* 文書の抜粋:
---

NGSデータ解析まとめ

サカナ研究者の手探りNGS解析(おもに進化生物学)

BRAKER3による遺伝子予測(インストール編)

2023年3月3日、遺伝子予測プログラムBrakerの改良版であるBraker3が公開された。Brakerは、RNA-seqなどのtranscriptsをhintとしてゲノム中の遺伝子予測を行うBraker1と、近縁種などのタンパク質アミノ酸配列をhintとして遺伝子予測を行うBraker2があるが、Braker3はそれらの両方を用いて遺伝子予測を行うとのこと。

github.com

(2023.3.8現在)今回、Ubuntu20.04の環境にBraker3を導入したので、インストールについての備忘録的なメモを書いておく。実際の解析結果については、結果が得られたら改めてまとめていくつもり。

---

[保存されたデータ項目]
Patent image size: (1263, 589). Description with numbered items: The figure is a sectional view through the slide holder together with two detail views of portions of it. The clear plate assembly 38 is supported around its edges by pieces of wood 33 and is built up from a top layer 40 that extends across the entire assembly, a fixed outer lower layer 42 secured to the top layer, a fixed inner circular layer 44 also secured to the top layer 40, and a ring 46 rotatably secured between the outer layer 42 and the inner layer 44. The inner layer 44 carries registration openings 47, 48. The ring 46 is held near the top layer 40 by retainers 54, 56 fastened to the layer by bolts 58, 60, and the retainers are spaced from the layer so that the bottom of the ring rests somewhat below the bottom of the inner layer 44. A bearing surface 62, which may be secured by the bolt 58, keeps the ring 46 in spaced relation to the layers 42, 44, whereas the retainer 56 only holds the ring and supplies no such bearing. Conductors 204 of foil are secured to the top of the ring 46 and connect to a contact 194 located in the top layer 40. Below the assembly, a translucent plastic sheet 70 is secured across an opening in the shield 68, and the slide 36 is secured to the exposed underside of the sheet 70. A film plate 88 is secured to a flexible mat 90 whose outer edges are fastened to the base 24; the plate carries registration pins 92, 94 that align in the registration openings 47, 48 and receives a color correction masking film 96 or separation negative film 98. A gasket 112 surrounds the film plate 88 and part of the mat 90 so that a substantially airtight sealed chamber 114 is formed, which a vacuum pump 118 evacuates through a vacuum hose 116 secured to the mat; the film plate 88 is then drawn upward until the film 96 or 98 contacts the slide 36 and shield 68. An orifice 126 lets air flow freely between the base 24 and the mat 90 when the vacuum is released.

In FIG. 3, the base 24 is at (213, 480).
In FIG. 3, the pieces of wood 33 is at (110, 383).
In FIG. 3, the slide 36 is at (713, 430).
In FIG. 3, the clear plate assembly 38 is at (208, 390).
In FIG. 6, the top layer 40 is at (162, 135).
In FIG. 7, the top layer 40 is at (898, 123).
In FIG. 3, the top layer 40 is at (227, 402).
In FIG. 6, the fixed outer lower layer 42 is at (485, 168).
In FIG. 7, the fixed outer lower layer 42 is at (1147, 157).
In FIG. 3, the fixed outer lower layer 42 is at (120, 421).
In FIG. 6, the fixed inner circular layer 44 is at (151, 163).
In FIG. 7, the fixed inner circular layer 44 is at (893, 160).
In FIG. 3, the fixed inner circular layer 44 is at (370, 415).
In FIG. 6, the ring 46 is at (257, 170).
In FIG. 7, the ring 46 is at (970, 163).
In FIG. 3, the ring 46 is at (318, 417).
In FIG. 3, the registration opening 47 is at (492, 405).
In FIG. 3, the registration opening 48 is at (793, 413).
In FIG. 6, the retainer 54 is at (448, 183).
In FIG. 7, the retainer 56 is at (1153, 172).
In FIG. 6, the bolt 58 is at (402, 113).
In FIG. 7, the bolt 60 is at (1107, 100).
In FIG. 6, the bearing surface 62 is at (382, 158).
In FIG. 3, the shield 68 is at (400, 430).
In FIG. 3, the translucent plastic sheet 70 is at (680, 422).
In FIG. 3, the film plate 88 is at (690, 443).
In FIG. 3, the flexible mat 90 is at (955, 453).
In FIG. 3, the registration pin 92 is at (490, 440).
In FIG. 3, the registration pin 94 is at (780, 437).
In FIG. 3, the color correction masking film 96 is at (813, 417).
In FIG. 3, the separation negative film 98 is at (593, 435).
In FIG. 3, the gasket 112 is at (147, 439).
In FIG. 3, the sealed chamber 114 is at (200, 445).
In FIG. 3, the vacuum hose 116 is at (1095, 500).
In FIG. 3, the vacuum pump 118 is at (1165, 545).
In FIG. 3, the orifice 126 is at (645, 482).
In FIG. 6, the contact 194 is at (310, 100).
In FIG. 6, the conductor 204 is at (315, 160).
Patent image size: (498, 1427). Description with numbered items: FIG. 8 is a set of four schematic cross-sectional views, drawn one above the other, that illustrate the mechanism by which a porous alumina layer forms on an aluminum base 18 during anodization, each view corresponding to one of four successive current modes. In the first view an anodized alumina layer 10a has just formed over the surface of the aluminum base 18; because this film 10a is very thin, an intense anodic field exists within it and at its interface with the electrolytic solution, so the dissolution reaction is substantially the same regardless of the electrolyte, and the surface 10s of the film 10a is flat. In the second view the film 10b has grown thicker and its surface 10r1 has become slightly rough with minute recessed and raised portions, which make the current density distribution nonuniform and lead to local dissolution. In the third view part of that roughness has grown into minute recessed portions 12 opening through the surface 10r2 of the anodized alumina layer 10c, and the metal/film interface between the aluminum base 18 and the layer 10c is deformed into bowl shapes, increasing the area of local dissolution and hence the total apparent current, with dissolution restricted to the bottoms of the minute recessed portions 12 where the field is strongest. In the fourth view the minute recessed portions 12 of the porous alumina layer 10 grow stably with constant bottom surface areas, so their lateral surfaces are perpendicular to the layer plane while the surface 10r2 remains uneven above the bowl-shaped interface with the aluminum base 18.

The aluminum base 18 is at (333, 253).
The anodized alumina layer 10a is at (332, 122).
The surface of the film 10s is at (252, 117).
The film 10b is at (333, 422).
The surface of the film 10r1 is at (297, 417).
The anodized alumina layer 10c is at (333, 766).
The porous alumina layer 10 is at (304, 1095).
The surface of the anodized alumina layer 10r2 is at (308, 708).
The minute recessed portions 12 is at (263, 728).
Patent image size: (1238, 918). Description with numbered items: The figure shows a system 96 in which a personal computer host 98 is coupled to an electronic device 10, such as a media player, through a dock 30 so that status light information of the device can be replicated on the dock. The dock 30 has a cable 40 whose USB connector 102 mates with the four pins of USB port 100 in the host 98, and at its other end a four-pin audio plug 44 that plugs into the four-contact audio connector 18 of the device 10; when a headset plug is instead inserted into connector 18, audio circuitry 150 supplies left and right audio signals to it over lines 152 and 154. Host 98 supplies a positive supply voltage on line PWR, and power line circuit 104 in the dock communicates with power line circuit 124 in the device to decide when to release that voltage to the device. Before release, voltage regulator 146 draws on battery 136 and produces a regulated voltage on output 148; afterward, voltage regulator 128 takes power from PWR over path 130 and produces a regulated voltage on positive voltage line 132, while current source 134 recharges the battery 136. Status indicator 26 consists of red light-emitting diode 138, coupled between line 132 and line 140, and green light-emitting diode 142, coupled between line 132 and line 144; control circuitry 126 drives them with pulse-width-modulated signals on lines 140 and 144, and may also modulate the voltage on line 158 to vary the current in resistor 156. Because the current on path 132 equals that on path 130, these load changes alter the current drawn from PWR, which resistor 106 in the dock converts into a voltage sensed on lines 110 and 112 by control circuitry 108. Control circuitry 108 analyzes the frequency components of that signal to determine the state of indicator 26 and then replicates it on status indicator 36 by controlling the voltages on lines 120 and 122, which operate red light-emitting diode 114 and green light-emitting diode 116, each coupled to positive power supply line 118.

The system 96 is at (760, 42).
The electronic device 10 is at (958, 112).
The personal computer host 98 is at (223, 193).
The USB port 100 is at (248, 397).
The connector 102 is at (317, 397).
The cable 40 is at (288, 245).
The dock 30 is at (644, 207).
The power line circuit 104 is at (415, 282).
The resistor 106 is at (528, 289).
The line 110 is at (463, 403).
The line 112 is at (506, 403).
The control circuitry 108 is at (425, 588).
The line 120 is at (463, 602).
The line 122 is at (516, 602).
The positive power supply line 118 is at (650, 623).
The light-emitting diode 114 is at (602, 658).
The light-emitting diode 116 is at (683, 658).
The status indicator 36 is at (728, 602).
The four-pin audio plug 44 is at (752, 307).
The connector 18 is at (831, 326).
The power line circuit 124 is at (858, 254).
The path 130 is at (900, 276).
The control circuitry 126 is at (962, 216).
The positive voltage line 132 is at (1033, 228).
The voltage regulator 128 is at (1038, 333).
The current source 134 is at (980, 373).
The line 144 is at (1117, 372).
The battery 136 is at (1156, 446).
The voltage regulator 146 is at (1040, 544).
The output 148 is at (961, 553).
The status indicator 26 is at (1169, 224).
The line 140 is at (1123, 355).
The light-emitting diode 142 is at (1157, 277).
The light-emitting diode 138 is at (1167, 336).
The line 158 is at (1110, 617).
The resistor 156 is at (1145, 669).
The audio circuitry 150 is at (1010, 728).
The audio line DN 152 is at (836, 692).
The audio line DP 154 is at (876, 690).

---

* 作業内容: BRAKER3の導入に関する抜粋から、「サカナ研究者の手探りNGS解析(おもに進化生物学)」を含む語句で始まり「ら改めてまとめていくつもり。」で終わる部分を書き出してください。その際、「備忘録的なメモ」を「覚え書き」に置き換えて修正してください。

* 結果:
サカナ研究者の手探りNGS解析(おもに進化生物学)

BRAKER3による遺伝子予測(インストール編)

2023年3月3日、遺伝子予測プログラムBrakerの改良版であるBraker3が公開された。Brakerは、RNA-seqなどのtranscriptsをhintとしてゲノム中の遺伝子予測を行うBraker1と、近縁種などのタンパク質アミノ酸配列をhintとして遺伝子予測を行うBraker2があるが、Braker3はそれらの両方を用いて遺伝子予測を行うとのこと。

github.com

(2023.3.8現在)今回、Ubuntu20.04の環境にBraker3を導入したので、インストールについての覚え書きを書いておく。実際の解析結果については、結果が得られたら改めてまとめていくつもり。